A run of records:
** START **

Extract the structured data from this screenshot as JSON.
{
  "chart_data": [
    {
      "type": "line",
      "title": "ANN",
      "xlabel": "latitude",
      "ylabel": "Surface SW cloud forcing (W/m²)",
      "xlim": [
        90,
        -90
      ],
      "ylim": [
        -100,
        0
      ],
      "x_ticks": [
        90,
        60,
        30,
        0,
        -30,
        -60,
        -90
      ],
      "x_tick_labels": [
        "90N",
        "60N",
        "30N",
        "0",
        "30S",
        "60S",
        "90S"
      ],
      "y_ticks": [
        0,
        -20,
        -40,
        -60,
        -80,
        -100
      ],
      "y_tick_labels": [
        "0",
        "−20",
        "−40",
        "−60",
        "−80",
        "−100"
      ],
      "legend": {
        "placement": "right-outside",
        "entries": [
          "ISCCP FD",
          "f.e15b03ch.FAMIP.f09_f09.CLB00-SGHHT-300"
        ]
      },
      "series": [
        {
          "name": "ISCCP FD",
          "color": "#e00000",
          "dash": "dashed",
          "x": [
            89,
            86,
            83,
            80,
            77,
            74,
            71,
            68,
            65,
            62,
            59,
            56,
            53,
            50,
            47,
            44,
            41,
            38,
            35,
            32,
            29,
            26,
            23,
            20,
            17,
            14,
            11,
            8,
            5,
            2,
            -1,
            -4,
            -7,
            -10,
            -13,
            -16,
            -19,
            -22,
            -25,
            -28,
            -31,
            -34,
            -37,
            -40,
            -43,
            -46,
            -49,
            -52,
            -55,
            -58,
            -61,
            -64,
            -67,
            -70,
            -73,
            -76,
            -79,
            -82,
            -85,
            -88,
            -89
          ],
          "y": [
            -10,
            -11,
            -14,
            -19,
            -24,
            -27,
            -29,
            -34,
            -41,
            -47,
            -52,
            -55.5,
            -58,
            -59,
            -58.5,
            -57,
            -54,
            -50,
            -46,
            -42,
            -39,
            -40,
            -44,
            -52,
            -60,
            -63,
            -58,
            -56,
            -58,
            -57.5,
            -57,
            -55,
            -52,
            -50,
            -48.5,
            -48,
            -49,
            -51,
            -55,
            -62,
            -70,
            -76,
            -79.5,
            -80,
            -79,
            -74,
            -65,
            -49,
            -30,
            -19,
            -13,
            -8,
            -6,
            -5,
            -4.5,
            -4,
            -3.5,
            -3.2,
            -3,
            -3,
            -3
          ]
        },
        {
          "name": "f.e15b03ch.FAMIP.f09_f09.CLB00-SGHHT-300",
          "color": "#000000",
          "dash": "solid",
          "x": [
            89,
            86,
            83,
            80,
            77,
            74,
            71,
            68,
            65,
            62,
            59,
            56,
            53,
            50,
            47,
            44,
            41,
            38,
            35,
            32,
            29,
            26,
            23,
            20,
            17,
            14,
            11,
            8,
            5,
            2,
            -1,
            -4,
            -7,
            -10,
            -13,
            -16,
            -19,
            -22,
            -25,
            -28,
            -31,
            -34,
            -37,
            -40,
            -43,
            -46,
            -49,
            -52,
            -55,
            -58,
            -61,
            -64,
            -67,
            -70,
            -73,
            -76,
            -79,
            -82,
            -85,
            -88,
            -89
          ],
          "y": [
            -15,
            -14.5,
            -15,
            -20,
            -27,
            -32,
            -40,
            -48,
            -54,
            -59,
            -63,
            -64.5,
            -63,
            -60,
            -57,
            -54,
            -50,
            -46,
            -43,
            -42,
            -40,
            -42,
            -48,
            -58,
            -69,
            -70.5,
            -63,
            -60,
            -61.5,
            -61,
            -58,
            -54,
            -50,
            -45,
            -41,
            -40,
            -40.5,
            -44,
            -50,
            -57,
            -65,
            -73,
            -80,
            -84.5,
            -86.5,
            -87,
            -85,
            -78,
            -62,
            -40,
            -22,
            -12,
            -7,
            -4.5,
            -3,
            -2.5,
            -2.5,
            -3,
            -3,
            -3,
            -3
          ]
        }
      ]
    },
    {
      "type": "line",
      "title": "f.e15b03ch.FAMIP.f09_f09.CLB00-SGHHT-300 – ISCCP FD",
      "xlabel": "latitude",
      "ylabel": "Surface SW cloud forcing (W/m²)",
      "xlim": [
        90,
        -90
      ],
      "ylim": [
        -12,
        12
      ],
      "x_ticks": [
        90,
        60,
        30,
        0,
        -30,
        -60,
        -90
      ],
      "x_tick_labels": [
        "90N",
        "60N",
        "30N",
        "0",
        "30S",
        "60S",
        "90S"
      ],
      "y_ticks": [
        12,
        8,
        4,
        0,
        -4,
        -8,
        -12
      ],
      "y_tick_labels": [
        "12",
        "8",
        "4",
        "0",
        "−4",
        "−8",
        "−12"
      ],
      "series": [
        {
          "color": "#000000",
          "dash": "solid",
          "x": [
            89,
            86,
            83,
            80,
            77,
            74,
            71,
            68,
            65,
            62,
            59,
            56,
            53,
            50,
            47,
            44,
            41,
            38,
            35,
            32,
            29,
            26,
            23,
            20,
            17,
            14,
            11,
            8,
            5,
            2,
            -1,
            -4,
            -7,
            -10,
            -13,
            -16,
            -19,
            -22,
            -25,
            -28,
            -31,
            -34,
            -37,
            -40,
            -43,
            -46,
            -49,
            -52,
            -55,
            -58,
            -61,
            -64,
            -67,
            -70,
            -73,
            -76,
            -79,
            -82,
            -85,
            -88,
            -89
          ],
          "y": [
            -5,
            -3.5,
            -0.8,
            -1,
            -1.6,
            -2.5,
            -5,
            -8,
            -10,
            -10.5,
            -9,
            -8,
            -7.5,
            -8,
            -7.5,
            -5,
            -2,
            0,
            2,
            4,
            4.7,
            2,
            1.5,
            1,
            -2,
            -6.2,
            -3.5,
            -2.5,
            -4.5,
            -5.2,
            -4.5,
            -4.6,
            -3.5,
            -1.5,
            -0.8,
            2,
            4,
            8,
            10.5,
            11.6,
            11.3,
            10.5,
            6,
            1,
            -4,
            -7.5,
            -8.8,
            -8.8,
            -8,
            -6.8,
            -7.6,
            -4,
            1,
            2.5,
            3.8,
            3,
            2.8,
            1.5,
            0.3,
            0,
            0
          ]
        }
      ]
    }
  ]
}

** END **

Your objective: Which lines contain the word "name"? Copy each one.

The completed task:
          "name": "ISCCP FD",
          "name": "f.e15b03ch.FAMIP.f09_f09.CLB00-SGHHT-300",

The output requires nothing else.